▶ _Data excerpts_
⟨

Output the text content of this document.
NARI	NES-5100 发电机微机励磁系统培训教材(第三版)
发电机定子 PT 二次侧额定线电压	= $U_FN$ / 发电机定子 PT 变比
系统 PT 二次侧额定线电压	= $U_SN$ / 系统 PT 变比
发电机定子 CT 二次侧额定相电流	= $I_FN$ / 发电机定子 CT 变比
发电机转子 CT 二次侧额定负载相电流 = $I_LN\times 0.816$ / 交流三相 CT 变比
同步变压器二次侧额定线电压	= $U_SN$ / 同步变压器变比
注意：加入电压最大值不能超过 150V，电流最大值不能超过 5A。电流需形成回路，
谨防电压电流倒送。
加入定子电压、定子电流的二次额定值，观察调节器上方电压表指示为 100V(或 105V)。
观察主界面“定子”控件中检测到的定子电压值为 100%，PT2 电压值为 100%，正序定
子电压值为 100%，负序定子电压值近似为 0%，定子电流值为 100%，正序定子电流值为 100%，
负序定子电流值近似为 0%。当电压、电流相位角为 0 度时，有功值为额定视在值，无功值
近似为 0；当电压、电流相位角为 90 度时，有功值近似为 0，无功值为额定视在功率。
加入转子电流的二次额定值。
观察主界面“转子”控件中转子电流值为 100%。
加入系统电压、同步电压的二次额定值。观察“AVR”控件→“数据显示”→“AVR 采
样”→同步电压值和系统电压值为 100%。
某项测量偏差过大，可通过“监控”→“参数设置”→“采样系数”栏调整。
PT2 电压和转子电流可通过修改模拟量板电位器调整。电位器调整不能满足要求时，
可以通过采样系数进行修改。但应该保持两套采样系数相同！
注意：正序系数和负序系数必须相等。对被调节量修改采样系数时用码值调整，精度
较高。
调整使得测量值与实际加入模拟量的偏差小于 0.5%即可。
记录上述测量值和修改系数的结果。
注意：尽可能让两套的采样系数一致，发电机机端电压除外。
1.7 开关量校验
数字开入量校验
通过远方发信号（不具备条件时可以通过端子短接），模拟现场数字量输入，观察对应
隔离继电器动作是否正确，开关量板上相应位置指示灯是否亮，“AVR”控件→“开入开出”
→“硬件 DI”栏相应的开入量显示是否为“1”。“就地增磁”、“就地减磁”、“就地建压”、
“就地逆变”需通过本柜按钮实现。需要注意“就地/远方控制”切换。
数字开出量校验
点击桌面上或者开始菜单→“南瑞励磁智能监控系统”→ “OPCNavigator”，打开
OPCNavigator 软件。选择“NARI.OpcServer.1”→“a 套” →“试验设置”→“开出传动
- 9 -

⟩

▶ _What you should do_
Return all of the entries exactly as written.

▶ _Exercise response_
Output the text content of this document.
NARI	NES-5100 发电机微机励磁系统培训教材(第三版)
发电机定子 PT 二次侧额定线电压	= $U_FN$ / 发电机定子 PT 变比
系统 PT 二次侧额定线电压	= $U_SN$ / 系统 PT 变比
发电机定子 CT 二次侧额定相电流	= $I_FN$ / 发电机定子 CT 变比
发电机转子 CT 二次侧额定负载相电流 = $I_LN\times 0.816$ / 交流三相 CT 变比
同步变压器二次侧额定线电压	= $U_SN$ / 同步变压器变比
注意：加入电压最大值不能超过 150V，电流最大值不能超过 5A。电流需形成回路，
谨防电压电流倒送。
加入定子电压、定子电流的二次额定值，观察调节器上方电压表指示为 100V(或 105V)。
观察主界面“定子”控件中检测到的定子电压值为 100%，PT2 电压值为 100%，正序定
子电压值为 100%，负序定子电压值近似为 0%，定子电流值为 100%，正序定子电流值为 100%，
负序定子电流值近似为 0%。当电压、电流相位角为 0 度时，有功值为额定视在值，无功值
近似为 0；当电压、电流相位角为 90 度时，有功值近似为 0，无功值为额定视在功率。
加入转子电流的二次额定值。
观察主界面“转子”控件中转子电流值为 100%。
加入系统电压、同步电压的二次额定值。观察“AVR”控件→“数据显示”→“AVR 采
样”→同步电压值和系统电压值为 100%。
某项测量偏差过大，可通过“监控”→“参数设置”→“采样系数”栏调整。
PT2 电压和转子电流可通过修改模拟量板电位器调整。电位器调整不能满足要求时，
可以通过采样系数进行修改。但应该保持两套采样系数相同！
注意：正序系数和负序系数必须相等。对被调节量修改采样系数时用码值调整，精度
较高。
调整使得测量值与实际加入模拟量的偏差小于 0.5%即可。
记录上述测量值和修改系数的结果。
注意：尽可能让两套的采样系数一致，发电机机端电压除外。
1.7 开关量校验
数字开入量校验
通过远方发信号（不具备条件时可以通过端子短接），模拟现场数字量输入，观察对应
隔离继电器动作是否正确，开关量板上相应位置指示灯是否亮，“AVR”控件→“开入开出”
→“硬件 DI”栏相应的开入量显示是否为“1”。“就地增磁”、“就地减磁”、“就地建压”、
“就地逆变”需通过本柜按钮实现。需要注意“就地/远方控制”切换。
数字开出量校验
点击桌面上或者开始菜单→“南瑞励磁智能监控系统”→ “OPCNavigator”，打开
OPCNavigator 软件。选择“NARI.OpcServer.1”→“a 套” →“试验设置”→“开出传动
- 9 -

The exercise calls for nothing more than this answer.